**LISTED RECORDS:**
----------

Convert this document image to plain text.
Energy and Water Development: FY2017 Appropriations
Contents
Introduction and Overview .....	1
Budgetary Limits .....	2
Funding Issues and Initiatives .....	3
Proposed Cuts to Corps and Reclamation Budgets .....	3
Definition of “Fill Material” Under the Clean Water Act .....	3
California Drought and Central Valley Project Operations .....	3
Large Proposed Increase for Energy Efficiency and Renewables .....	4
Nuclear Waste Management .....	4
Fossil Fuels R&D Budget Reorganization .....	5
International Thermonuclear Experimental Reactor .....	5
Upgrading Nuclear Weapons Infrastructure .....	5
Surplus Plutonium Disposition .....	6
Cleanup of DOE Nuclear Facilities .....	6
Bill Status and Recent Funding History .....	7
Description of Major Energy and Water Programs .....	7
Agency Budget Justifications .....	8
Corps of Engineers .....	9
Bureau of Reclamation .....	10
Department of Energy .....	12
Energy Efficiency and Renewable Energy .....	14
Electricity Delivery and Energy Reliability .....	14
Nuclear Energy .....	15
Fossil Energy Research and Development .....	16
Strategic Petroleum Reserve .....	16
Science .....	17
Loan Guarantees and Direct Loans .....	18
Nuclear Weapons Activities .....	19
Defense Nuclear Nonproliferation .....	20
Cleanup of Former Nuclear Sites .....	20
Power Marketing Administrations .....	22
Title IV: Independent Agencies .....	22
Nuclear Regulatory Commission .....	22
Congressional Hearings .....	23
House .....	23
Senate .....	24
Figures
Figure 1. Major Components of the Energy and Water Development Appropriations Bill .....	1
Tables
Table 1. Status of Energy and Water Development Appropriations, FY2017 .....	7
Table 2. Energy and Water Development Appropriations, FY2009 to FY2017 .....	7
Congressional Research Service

----------

Go through the entries above and copy every line containing "Status".

**CORRECT OUTPUT:**
Bill Status and Recent Funding History .....	7
Table 1. Status of Energy and Water Development Appropriations, FY2017 .....	7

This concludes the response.